Record extracts -
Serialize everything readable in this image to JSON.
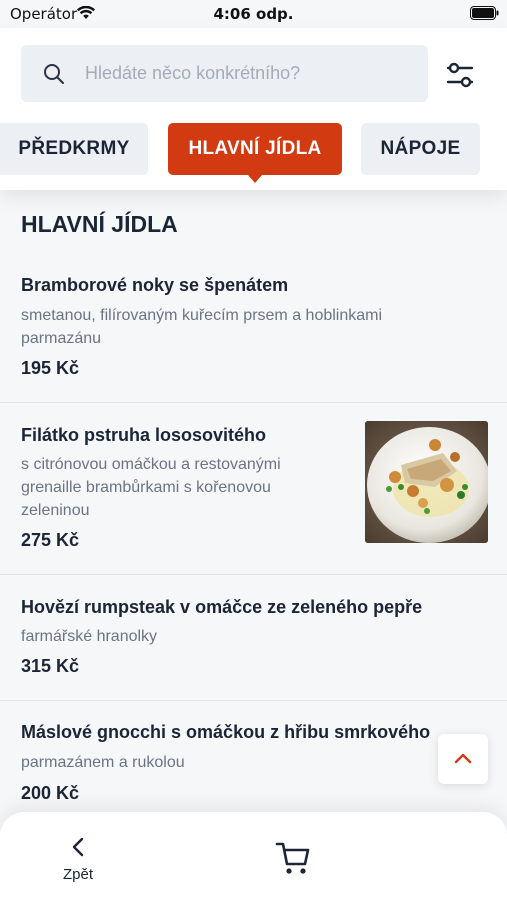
{
  "status_bar": {
    "carrier": "Operátor",
    "time": "4:06 odp."
  },
  "search": {
    "placeholder": "Hledáte něco konkrétního?",
    "value": ""
  },
  "tabs": [
    {
      "label": "PŘEDKRMY",
      "active": false
    },
    {
      "label": "HLAVNÍ JÍDLA",
      "active": true
    },
    {
      "label": "NÁPOJE",
      "active": false
    }
  ],
  "section": {
    "title": "HLAVNÍ JÍDLA"
  },
  "menu_items": [
    {
      "name": "Bramborové noky se špenátem",
      "description": "smetanou, filírovaným kuřecím prsem a hoblinkami parmazánu",
      "price": "195 Kč"
    },
    {
      "name": "Filátko pstruha lososovitého",
      "description": "s citrónovou omáčkou a restovanými grenaille brambůrkami s kořenovou zeleninou",
      "price": "275 Kč",
      "image": "dish-photo"
    },
    {
      "name": "Hovězí rumpsteak v omáčce ze zeleného pepře",
      "description": "farmářské hranolky",
      "price": "315 Kč"
    },
    {
      "name": "Máslové gnocchi s omáčkou z hřibu smrkového",
      "description": "parmazánem a rukolou",
      "price": "200 Kč"
    }
  ],
  "bottom_bar": {
    "back_label": "Zpět",
    "cart_icon": "cart-icon"
  },
  "colors": {
    "accent": "#d23a12",
    "text": "#1b2536",
    "muted": "#6b7484",
    "tab_bg": "#eceff3"
  }
}
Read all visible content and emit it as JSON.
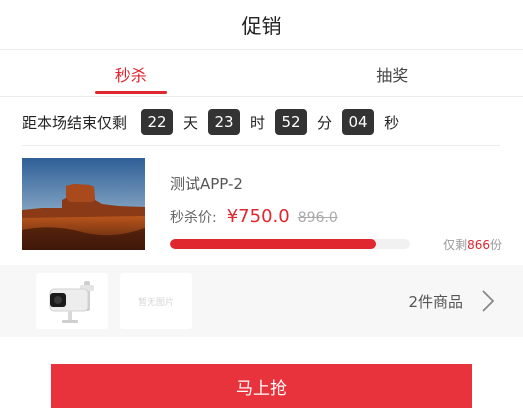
{
  "header": {
    "title": "促销"
  },
  "tabs": [
    {
      "label": "秒杀",
      "active": true
    },
    {
      "label": "抽奖",
      "active": false
    }
  ],
  "countdown": {
    "label": "距本场结束仅剩",
    "days": "22",
    "days_unit": "天",
    "hours": "23",
    "hours_unit": "时",
    "minutes": "52",
    "minutes_unit": "分",
    "seconds": "04",
    "seconds_unit": "秒"
  },
  "product": {
    "name": "测试APP-2",
    "price_label": "秒杀价:",
    "price": "¥750.0",
    "original_price": "896.0",
    "progress": 0.86,
    "stock_prefix": "仅剩",
    "stock_count": "866",
    "stock_suffix": "份"
  },
  "bundle": {
    "count_text": "2件商品",
    "placeholder_text": "暂无图片"
  },
  "buy_button": {
    "label": "马上抢"
  },
  "colors": {
    "accent": "#e0262f",
    "timer_bg": "#333333"
  }
}
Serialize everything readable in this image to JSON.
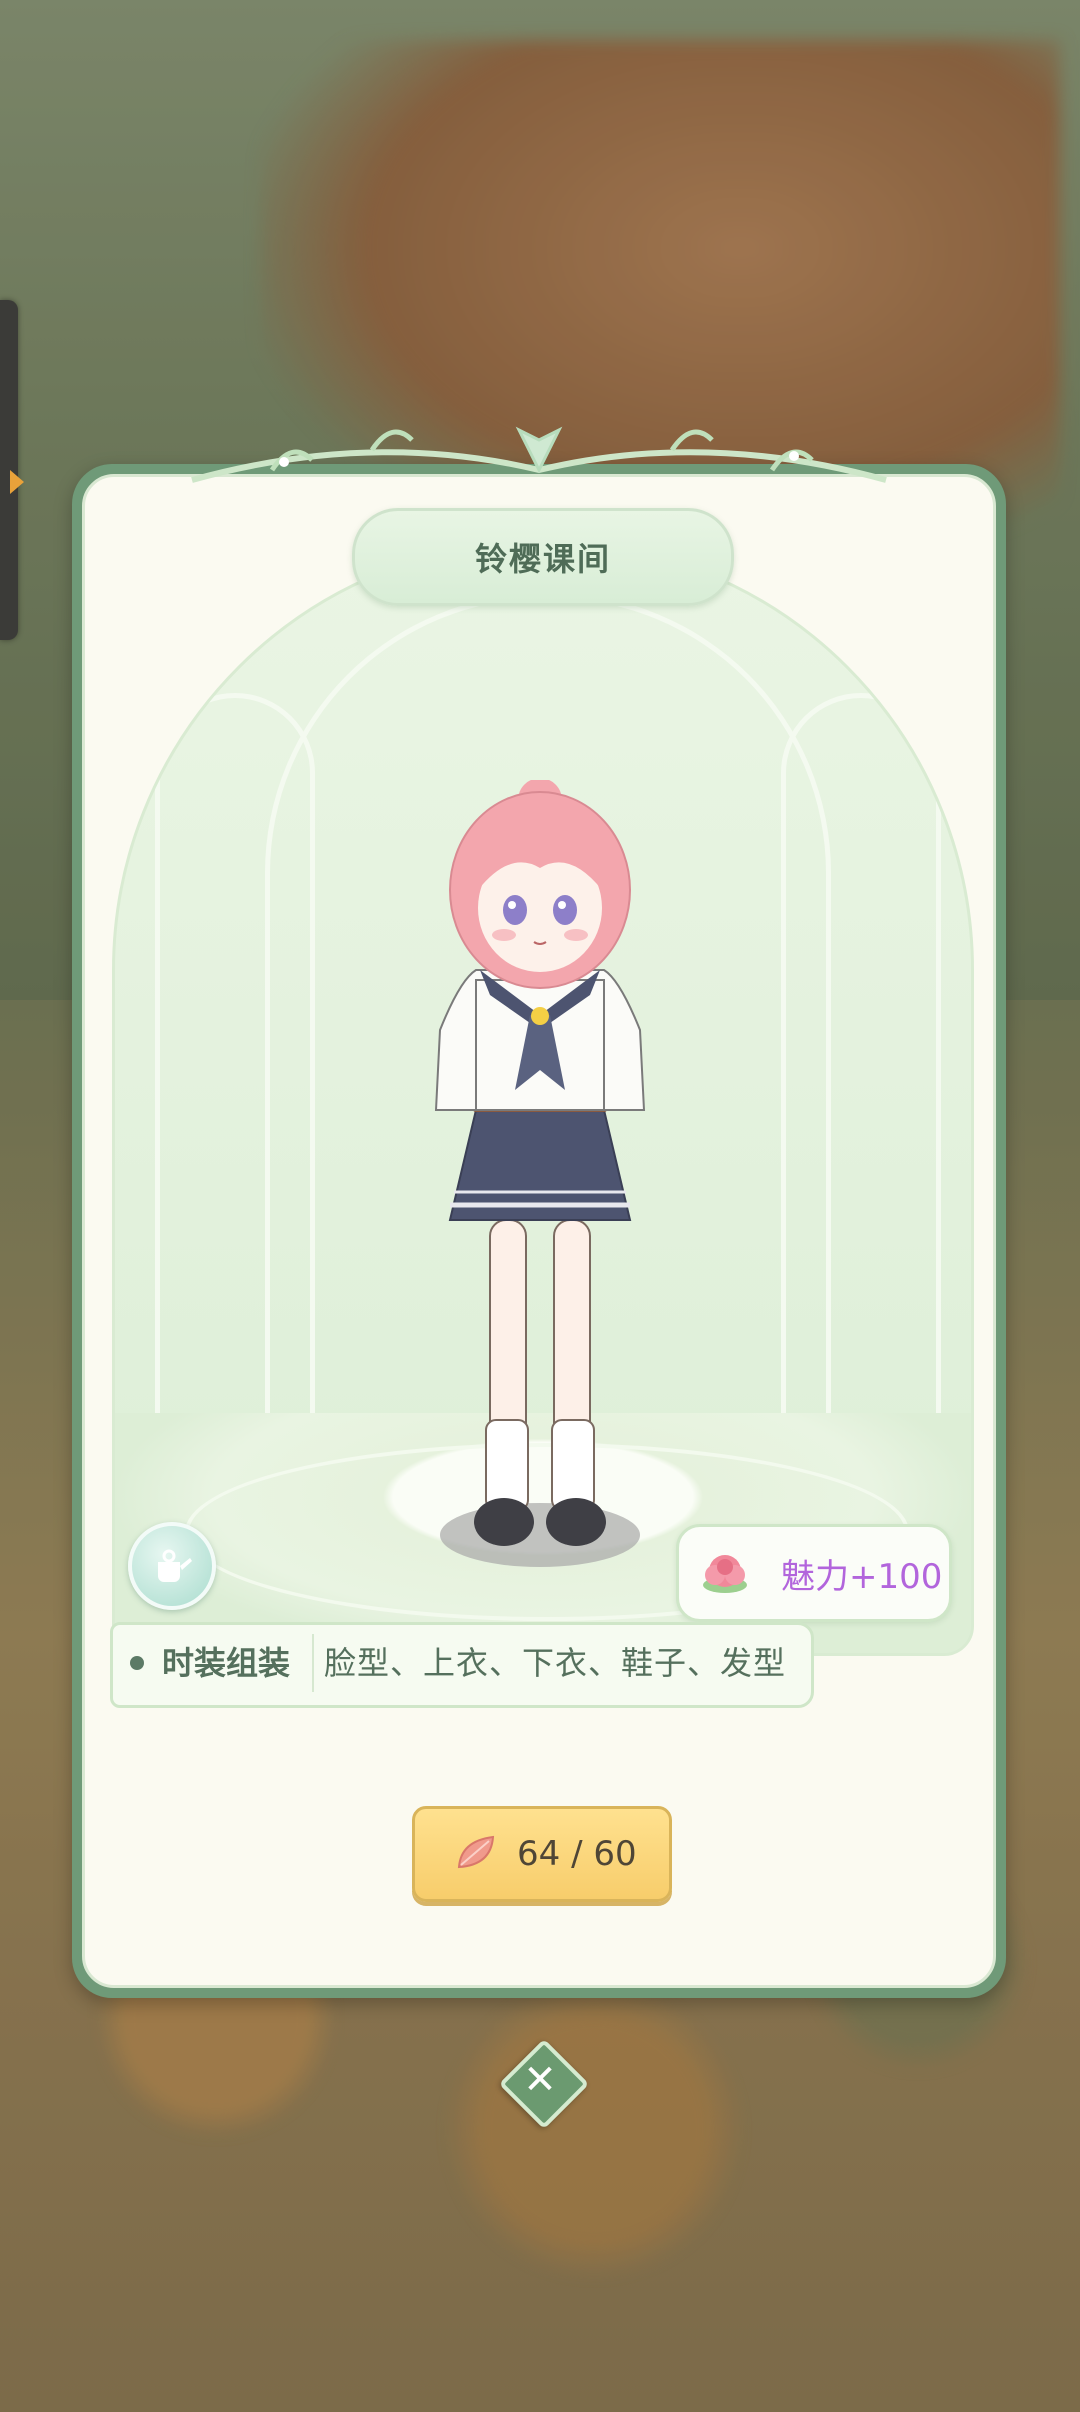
{
  "dialog": {
    "title": "铃樱课间",
    "charm_label": "魅力+100",
    "parts_label": "时装组装",
    "parts_value": "脸型、上衣、下衣、鞋子、发型",
    "cost_label": "64 / 60",
    "close_symbol": "✕"
  },
  "icons": {
    "wardrobe_button": "watering-can-icon",
    "charm": "flower-icon",
    "cost": "petal-icon",
    "side_tab": "chevron-right-icon"
  },
  "colors": {
    "frame": "#6f9a78",
    "panel": "#fbfaf1",
    "charm_text": "#b265dc",
    "cost_button": "#f7cd6b"
  }
}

Set exercise -
Reproduce the entries exactly. Do not carry over any picture.

Result below -
Serialize everything readable in this image to JSON.
{
  "status_bar": {
    "carrier": "Operátor",
    "time": "4:06 odp."
  },
  "search": {
    "placeholder": "Hledáte něco konkrétního?",
    "value": ""
  },
  "tabs": [
    {
      "label": "PŘEDKRMY",
      "active": false
    },
    {
      "label": "HLAVNÍ JÍDLA",
      "active": true
    },
    {
      "label": "NÁPOJE",
      "active": false
    }
  ],
  "section": {
    "title": "HLAVNÍ JÍDLA"
  },
  "menu_items": [
    {
      "name": "Bramborové noky se špenátem",
      "description": "smetanou, filírovaným kuřecím prsem a hoblinkami parmazánu",
      "price": "195 Kč"
    },
    {
      "name": "Filátko pstruha lososovitého",
      "description": "s citrónovou omáčkou a restovanými grenaille brambůrkami s kořenovou zeleninou",
      "price": "275 Kč",
      "image": "dish-photo"
    },
    {
      "name": "Hovězí rumpsteak v omáčce ze zeleného pepře",
      "description": "farmářské hranolky",
      "price": "315 Kč"
    },
    {
      "name": "Máslové gnocchi s omáčkou z hřibu smrkového",
      "description": "parmazánem a rukolou",
      "price": "200 Kč"
    }
  ],
  "bottom_bar": {
    "back_label": "Zpět",
    "cart_icon": "cart-icon"
  },
  "colors": {
    "accent": "#d23a12",
    "text": "#1b2536",
    "muted": "#6b7484",
    "tab_bg": "#eceff3"
  }
}
Read all visible content and emit it as JSON.
{
  "header": {
    "title": "促销"
  },
  "tabs": [
    {
      "label": "秒杀",
      "active": true
    },
    {
      "label": "抽奖",
      "active": false
    }
  ],
  "countdown": {
    "label": "距本场结束仅剩",
    "days": "22",
    "days_unit": "天",
    "hours": "23",
    "hours_unit": "时",
    "minutes": "52",
    "minutes_unit": "分",
    "seconds": "04",
    "seconds_unit": "秒"
  },
  "product": {
    "name": "测试APP-2",
    "price_label": "秒杀价:",
    "price": "¥750.0",
    "original_price": "896.0",
    "progress": 0.86,
    "stock_prefix": "仅剩",
    "stock_count": "866",
    "stock_suffix": "份"
  },
  "bundle": {
    "count_text": "2件商品",
    "placeholder_text": "暂无图片"
  },
  "buy_button": {
    "label": "马上抢"
  },
  "colors": {
    "accent": "#e0262f",
    "timer_bg": "#333333"
  }
}
Serialize everything readable in this image to JSON.
{
  "dialog": {
    "title": "铃樱课间",
    "charm_label": "魅力+100",
    "parts_label": "时装组装",
    "parts_value": "脸型、上衣、下衣、鞋子、发型",
    "cost_label": "64 / 60",
    "close_symbol": "✕"
  },
  "icons": {
    "wardrobe_button": "watering-can-icon",
    "charm": "flower-icon",
    "cost": "petal-icon",
    "side_tab": "chevron-right-icon"
  },
  "colors": {
    "frame": "#6f9a78",
    "panel": "#fbfaf1",
    "charm_text": "#b265dc",
    "cost_button": "#f7cd6b"
  }
}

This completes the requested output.